— START Data for this task —

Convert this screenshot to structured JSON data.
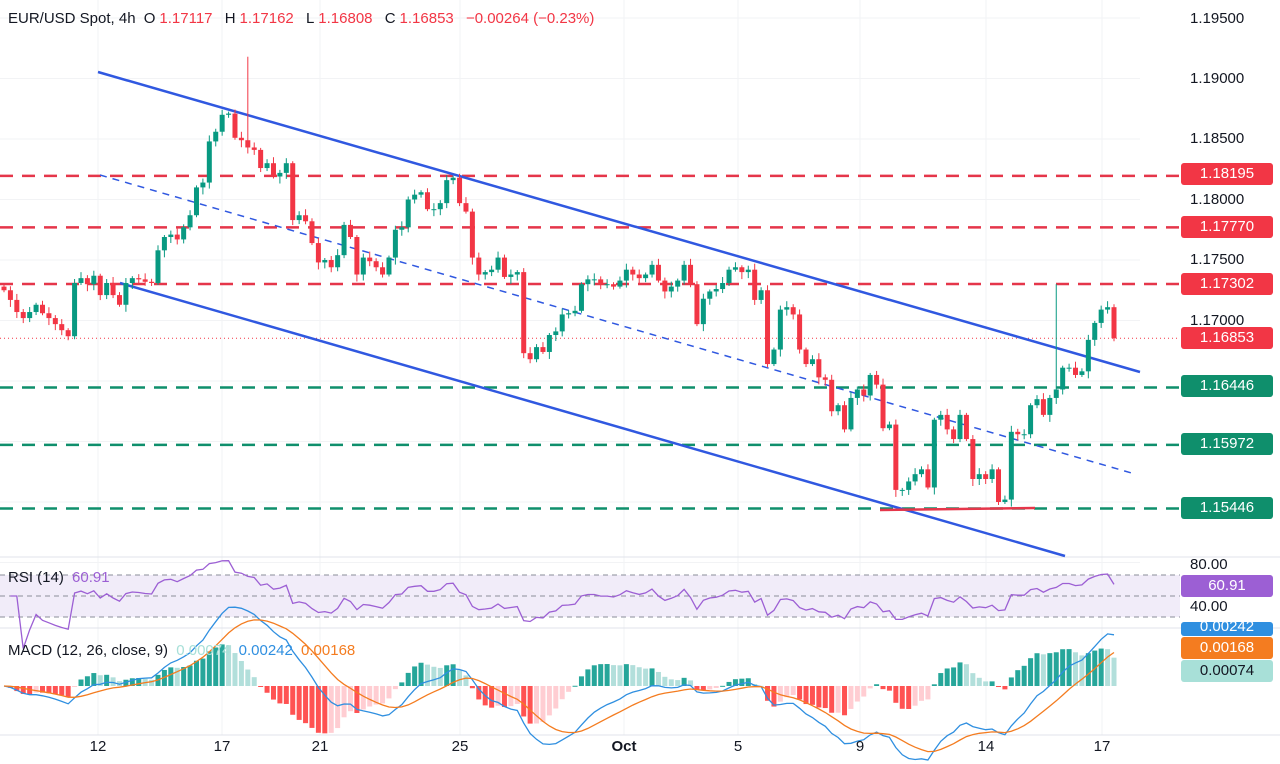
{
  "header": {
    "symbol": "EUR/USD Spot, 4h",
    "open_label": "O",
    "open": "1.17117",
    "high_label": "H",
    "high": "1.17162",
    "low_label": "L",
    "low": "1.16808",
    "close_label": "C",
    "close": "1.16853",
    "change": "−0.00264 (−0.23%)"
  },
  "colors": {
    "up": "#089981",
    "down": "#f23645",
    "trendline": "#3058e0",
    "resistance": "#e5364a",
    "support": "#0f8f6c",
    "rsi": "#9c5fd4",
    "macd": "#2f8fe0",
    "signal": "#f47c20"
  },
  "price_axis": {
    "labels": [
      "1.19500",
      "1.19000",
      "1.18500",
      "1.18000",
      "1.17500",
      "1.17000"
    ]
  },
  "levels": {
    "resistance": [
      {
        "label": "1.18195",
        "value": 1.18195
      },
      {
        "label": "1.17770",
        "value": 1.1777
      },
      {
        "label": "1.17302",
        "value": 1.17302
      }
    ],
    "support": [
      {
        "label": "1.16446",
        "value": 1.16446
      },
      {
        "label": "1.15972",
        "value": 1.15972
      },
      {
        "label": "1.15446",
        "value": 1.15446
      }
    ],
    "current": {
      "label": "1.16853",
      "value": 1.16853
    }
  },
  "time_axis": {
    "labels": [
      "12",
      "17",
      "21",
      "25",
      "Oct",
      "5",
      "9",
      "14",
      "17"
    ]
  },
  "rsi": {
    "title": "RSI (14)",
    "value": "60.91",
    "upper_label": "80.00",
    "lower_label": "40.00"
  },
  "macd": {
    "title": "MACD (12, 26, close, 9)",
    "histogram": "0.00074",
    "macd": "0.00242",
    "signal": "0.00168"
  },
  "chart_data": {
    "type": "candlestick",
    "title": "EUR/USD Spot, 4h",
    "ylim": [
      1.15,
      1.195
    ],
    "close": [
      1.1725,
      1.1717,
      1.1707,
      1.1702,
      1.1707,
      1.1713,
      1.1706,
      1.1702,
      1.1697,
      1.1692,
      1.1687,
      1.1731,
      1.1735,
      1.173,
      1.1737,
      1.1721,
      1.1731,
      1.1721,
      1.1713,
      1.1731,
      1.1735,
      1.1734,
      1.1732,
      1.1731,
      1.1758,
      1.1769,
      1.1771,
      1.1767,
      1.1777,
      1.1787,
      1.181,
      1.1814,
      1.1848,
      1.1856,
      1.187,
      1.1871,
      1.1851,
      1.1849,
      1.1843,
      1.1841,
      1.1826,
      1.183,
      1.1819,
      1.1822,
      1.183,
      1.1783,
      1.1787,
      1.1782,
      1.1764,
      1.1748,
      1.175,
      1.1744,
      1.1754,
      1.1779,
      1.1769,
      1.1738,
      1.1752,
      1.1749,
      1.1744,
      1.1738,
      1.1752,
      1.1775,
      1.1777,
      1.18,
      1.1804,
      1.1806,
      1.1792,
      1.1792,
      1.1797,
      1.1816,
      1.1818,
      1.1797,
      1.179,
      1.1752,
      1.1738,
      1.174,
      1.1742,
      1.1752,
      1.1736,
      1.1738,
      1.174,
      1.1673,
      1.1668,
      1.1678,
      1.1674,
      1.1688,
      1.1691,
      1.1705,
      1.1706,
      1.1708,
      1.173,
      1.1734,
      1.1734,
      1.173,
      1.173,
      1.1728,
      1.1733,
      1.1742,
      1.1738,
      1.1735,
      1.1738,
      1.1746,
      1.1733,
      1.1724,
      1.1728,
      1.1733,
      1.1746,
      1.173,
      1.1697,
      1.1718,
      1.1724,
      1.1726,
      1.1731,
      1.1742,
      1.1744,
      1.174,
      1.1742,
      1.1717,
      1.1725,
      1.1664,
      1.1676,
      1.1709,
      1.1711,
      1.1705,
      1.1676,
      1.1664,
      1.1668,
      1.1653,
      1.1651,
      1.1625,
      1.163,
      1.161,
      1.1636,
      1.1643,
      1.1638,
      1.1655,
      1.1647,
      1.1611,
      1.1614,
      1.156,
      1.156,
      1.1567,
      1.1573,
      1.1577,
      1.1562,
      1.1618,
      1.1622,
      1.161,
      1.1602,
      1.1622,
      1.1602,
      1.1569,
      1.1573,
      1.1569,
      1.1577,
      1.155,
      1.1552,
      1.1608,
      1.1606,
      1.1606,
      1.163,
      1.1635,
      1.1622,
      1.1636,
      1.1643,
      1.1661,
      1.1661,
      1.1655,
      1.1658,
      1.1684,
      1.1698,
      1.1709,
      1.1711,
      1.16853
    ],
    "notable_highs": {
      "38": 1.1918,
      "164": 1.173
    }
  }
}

— END Data for this task —
— START Data for this task —

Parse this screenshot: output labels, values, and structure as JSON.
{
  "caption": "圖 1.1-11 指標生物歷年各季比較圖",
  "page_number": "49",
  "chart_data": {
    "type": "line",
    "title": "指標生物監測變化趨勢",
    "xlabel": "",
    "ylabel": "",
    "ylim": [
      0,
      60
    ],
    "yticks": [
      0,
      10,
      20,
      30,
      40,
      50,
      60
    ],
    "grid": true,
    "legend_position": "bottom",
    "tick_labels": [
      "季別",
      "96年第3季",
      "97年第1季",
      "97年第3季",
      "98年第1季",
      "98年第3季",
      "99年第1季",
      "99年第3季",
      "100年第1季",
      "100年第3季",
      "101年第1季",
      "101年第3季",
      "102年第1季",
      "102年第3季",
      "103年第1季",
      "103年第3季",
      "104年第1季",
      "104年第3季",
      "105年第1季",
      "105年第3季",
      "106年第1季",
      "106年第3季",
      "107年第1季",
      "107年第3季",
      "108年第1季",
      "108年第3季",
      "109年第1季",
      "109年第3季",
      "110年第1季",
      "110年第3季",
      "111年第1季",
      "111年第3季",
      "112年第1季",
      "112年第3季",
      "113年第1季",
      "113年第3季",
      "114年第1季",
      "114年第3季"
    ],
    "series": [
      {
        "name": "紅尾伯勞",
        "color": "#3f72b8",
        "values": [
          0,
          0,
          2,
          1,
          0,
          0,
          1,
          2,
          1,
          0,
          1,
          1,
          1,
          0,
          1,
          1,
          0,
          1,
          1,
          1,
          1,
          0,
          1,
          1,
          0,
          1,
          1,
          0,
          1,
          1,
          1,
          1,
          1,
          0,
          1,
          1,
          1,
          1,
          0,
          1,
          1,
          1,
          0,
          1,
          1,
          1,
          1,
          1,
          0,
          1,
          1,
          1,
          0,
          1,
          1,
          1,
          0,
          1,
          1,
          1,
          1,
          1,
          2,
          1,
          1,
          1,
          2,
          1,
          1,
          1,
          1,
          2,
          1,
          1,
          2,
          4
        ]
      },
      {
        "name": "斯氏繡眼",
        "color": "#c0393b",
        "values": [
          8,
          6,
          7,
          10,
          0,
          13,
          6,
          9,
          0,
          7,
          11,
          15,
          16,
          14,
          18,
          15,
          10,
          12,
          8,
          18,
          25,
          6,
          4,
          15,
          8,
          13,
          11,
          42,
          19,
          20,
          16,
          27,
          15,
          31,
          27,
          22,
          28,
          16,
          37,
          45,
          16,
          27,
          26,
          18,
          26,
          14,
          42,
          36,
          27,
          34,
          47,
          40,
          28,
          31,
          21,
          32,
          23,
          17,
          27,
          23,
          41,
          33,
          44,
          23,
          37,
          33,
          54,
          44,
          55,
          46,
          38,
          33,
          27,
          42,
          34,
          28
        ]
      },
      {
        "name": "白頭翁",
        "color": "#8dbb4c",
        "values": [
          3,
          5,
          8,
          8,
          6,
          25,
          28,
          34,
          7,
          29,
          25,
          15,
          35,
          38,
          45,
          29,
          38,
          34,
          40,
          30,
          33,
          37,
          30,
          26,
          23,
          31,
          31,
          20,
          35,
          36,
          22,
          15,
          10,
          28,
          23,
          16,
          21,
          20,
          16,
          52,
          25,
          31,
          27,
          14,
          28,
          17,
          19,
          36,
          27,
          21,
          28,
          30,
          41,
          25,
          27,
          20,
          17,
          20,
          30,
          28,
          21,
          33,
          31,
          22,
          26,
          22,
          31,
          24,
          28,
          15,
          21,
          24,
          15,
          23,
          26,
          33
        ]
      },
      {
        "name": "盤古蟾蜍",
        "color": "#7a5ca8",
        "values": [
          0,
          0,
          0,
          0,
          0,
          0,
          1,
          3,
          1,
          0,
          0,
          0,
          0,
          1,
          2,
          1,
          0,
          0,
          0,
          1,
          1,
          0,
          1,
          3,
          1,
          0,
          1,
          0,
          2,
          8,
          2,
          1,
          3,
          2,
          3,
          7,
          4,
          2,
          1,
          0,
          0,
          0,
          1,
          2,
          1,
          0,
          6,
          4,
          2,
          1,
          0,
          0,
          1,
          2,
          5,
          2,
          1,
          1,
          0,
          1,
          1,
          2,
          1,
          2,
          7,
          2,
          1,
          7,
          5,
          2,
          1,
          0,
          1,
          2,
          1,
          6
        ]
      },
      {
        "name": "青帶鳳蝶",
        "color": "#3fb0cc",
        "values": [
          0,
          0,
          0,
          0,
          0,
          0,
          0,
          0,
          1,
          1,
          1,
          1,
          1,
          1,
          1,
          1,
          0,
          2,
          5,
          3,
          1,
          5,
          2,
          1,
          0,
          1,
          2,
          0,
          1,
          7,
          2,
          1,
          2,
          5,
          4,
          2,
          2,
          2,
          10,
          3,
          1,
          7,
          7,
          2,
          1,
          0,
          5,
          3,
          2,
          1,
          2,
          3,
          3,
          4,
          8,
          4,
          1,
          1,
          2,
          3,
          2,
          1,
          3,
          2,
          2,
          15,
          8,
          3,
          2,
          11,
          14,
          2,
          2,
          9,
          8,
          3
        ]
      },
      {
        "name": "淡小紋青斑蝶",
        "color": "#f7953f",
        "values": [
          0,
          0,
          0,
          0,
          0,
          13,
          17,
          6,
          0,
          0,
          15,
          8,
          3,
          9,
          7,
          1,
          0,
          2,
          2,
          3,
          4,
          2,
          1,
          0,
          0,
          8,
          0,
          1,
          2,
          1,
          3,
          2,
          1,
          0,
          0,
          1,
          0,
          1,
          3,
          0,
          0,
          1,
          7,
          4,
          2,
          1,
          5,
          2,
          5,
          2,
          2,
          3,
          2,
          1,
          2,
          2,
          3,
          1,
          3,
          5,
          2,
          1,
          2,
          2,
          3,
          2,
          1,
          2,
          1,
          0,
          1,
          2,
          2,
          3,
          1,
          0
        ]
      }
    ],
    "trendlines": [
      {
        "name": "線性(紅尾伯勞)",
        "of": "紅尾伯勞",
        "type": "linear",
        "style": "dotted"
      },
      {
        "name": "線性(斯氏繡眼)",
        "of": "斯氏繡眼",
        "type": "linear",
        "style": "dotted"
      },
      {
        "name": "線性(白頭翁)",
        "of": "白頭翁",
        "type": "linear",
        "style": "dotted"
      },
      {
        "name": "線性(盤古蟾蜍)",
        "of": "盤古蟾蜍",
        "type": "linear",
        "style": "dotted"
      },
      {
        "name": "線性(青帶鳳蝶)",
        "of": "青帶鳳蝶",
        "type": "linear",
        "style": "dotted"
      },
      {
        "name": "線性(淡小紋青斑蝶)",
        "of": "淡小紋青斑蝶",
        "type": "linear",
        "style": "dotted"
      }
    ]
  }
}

— END Data for this task —
— START Data for this task —

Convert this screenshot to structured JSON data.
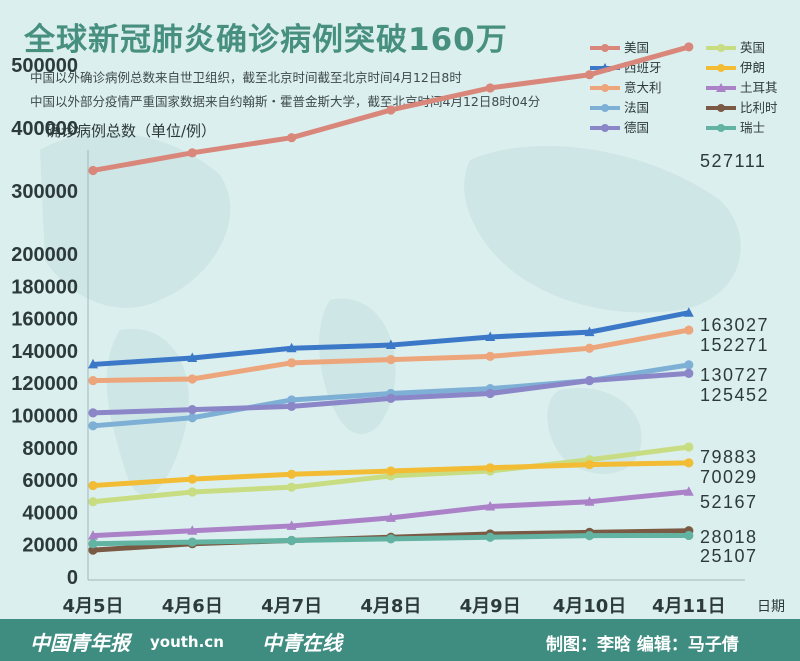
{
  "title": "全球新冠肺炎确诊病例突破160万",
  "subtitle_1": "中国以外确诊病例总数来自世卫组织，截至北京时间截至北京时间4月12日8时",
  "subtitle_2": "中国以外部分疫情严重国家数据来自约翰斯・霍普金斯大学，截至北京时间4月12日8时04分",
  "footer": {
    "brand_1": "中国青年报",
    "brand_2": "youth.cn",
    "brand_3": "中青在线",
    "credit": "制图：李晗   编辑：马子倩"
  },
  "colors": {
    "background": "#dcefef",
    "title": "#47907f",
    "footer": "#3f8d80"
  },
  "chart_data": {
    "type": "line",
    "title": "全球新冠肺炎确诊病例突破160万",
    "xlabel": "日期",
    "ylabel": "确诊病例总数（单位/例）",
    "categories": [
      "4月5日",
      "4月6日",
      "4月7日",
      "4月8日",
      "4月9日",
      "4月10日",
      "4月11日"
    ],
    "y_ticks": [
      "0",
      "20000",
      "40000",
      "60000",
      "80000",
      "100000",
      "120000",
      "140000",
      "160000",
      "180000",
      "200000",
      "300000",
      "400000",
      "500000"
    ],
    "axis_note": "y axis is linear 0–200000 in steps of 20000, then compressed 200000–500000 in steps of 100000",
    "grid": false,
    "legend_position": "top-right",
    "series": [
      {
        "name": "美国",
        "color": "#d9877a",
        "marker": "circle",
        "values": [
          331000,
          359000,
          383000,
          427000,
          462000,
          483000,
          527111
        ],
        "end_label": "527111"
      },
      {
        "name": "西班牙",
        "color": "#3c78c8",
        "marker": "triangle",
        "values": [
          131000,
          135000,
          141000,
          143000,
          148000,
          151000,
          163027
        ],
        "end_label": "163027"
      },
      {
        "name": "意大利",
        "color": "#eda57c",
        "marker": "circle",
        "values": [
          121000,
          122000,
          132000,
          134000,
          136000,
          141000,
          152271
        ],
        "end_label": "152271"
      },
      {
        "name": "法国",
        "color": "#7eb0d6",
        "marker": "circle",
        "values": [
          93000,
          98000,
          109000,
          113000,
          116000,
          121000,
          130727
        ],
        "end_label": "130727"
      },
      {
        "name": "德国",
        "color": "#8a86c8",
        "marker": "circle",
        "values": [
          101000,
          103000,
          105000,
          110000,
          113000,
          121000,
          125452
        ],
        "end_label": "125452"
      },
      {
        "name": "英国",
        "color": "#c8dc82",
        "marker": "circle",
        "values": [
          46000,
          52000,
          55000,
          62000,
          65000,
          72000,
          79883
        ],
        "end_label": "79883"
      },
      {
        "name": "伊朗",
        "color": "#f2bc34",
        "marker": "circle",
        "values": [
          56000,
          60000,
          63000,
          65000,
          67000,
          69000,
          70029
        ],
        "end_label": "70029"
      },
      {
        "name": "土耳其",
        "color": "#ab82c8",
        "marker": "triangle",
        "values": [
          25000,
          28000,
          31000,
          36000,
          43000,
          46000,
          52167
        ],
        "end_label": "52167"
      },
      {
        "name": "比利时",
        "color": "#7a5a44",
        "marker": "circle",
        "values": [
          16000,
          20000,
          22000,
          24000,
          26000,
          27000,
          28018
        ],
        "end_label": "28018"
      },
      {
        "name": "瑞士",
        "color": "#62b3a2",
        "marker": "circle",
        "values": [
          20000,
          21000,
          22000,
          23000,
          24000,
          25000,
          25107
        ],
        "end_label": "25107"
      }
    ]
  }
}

— END Data for this task —

Take every line from the records above that has the word "淡小紋青斑蝶" and copy it.

        "name": "淡小紋青斑蝶",
        "name": "線性(淡小紋青斑蝶)",
        "of": "淡小紋青斑蝶",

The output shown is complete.